• AIM OF THE EXERCISE:
Determine how many lines of the records include "time", and answer with the number alone.
┌─ MATERIAL TO PROCESS
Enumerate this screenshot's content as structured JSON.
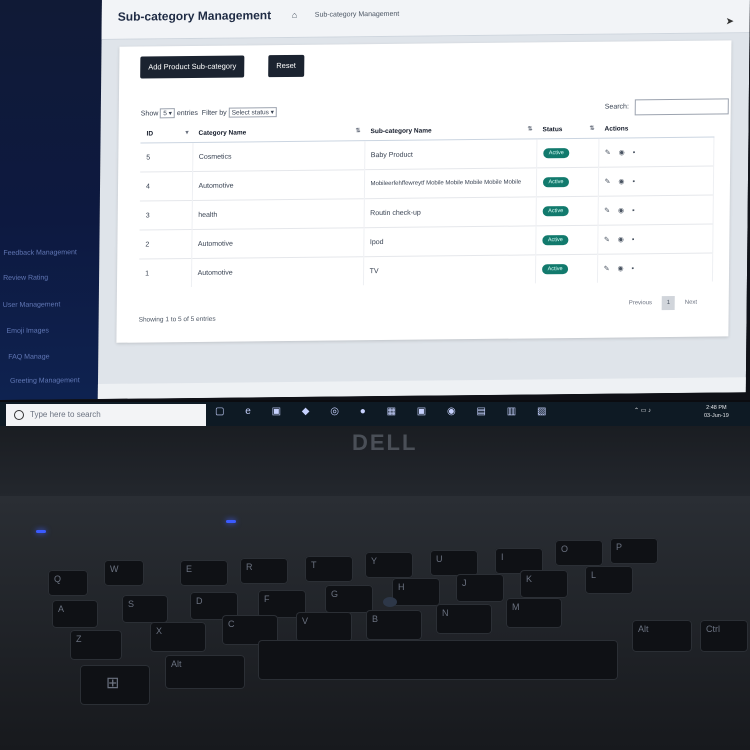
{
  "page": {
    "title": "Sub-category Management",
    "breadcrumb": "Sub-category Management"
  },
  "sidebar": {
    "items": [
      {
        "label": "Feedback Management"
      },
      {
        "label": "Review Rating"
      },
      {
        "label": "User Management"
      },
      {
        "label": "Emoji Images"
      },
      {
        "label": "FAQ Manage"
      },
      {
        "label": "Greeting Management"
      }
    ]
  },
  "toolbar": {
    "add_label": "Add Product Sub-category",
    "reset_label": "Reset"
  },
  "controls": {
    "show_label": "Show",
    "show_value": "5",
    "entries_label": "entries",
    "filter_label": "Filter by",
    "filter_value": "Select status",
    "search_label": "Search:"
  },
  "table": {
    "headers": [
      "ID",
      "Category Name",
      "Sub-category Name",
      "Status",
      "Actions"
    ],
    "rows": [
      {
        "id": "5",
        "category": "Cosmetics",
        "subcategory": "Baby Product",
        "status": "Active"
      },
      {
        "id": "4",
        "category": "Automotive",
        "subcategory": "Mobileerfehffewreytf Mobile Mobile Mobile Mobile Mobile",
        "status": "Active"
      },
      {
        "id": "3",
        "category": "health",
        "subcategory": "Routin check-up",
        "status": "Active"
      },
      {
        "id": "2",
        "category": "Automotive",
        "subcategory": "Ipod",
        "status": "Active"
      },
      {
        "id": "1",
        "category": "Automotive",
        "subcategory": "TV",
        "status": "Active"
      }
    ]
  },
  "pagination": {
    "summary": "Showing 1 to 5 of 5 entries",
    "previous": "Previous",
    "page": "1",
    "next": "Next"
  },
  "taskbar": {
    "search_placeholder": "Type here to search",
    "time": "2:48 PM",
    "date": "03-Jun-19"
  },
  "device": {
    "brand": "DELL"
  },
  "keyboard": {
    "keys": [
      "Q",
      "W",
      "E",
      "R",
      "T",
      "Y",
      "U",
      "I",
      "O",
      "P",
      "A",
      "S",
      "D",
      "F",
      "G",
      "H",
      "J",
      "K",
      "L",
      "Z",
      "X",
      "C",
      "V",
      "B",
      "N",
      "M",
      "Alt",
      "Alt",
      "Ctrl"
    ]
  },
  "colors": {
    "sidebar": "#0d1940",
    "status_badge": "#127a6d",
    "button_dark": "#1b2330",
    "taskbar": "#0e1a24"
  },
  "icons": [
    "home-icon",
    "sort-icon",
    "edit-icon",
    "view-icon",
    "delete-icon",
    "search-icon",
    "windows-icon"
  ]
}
└─
┌─ MATERIAL TO PROCESS
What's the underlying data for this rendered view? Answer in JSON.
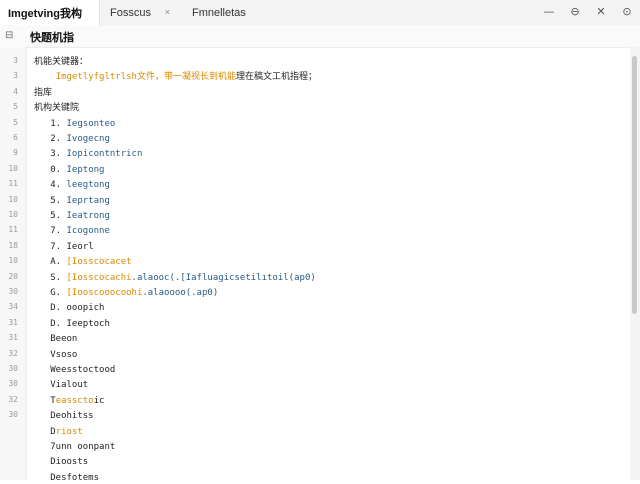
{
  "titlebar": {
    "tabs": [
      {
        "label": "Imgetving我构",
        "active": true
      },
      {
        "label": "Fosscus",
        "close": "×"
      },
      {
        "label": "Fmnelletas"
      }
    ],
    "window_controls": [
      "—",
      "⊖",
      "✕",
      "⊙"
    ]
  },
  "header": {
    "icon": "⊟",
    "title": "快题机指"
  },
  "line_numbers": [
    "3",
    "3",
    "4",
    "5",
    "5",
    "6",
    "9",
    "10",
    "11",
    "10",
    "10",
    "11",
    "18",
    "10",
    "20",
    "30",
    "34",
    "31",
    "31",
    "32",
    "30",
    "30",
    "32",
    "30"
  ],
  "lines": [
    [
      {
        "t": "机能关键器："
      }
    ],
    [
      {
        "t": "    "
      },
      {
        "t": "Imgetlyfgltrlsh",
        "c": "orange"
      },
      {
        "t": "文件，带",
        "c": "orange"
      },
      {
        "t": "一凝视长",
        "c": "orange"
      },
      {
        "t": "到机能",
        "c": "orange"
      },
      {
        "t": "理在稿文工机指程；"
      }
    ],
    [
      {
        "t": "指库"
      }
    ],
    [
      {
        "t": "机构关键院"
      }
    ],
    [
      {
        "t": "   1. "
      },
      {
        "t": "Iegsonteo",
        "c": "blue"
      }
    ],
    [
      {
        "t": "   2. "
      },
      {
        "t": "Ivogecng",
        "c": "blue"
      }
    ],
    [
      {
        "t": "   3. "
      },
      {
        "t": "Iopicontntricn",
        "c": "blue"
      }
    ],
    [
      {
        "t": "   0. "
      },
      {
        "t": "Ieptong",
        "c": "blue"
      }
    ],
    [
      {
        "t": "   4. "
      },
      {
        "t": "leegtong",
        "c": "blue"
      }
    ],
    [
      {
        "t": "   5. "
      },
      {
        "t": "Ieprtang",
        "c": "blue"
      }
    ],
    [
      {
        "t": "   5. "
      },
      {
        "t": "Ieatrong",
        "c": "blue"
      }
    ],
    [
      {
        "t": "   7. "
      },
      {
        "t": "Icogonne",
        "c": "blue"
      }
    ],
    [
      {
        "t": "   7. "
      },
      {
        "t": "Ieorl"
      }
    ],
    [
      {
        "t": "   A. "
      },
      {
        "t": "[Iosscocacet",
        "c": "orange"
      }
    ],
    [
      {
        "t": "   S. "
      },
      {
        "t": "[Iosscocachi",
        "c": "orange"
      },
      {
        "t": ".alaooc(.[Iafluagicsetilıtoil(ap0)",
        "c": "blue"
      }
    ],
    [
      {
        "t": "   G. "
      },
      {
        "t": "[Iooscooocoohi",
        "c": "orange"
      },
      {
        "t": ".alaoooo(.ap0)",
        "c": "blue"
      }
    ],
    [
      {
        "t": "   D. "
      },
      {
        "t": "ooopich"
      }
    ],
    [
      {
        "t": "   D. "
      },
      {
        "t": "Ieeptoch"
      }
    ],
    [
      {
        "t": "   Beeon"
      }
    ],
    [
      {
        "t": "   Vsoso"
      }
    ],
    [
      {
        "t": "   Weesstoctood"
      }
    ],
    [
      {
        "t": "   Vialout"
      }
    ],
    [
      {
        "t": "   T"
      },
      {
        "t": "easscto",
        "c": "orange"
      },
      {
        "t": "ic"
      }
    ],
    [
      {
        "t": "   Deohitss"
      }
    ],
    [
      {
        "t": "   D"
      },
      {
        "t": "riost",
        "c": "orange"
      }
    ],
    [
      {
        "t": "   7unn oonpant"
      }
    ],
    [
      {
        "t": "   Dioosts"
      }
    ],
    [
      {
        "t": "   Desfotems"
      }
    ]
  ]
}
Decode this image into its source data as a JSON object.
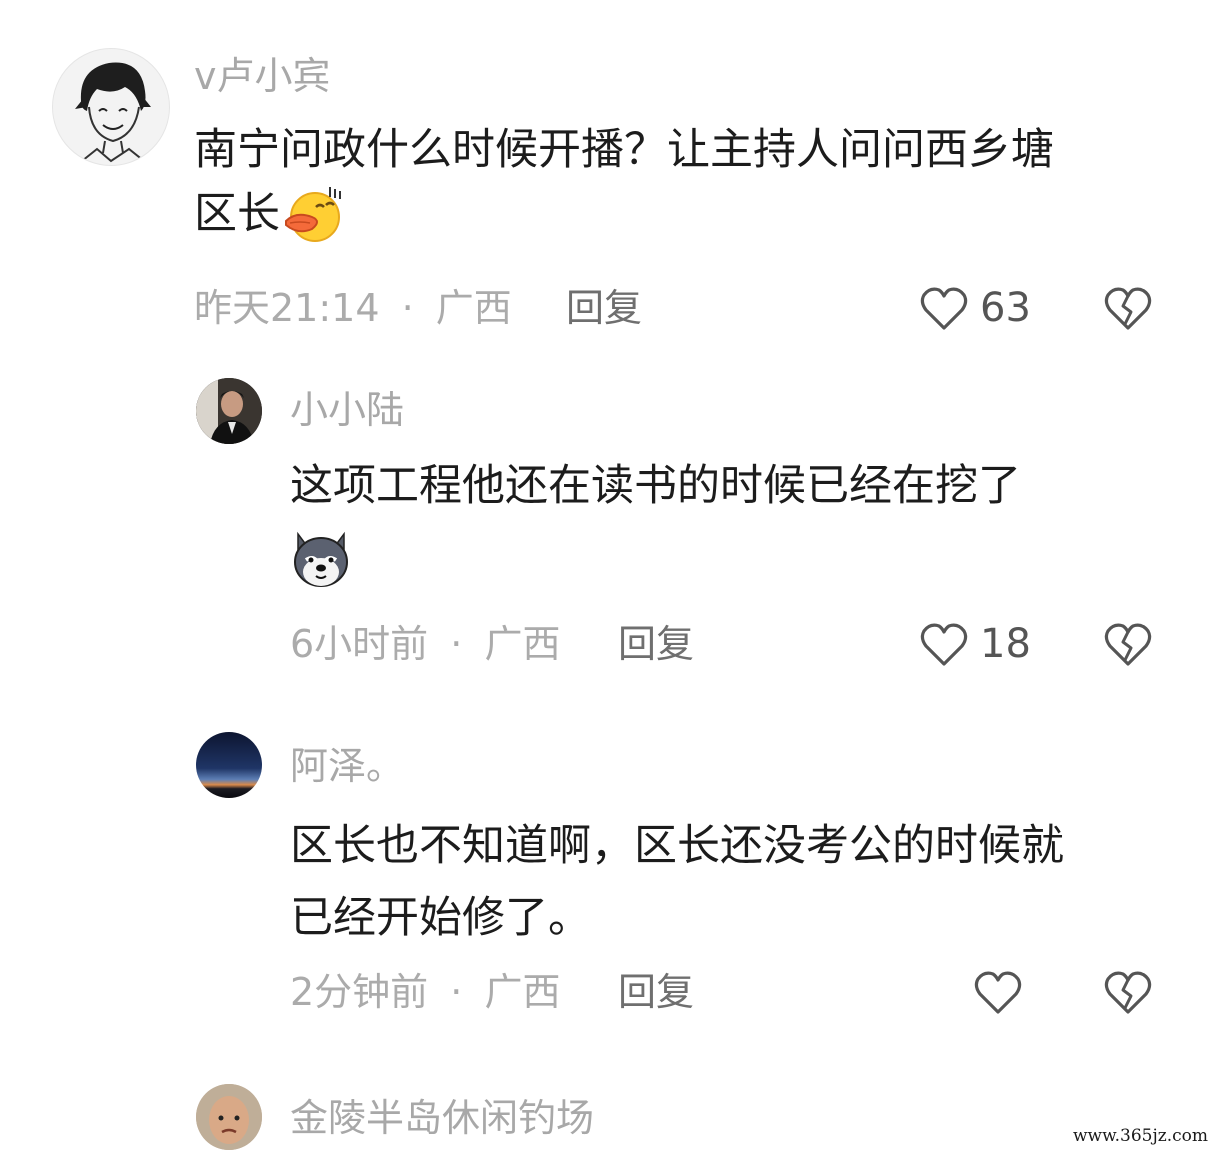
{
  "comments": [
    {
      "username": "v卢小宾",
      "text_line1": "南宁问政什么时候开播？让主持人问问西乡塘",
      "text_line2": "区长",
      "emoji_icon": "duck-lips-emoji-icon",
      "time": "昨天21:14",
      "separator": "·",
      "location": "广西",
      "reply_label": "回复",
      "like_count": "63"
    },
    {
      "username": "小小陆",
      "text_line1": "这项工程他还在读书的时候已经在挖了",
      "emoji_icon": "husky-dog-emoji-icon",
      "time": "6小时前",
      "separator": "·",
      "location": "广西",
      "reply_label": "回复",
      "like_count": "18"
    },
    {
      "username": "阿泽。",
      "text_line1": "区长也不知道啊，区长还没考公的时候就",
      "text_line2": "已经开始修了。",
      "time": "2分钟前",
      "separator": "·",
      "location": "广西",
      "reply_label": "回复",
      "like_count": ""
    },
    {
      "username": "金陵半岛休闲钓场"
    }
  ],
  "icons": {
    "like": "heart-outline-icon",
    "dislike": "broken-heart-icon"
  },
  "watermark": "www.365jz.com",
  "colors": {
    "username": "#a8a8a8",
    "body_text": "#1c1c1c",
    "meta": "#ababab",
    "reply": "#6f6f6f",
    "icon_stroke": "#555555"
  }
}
└─
• RESULT:
4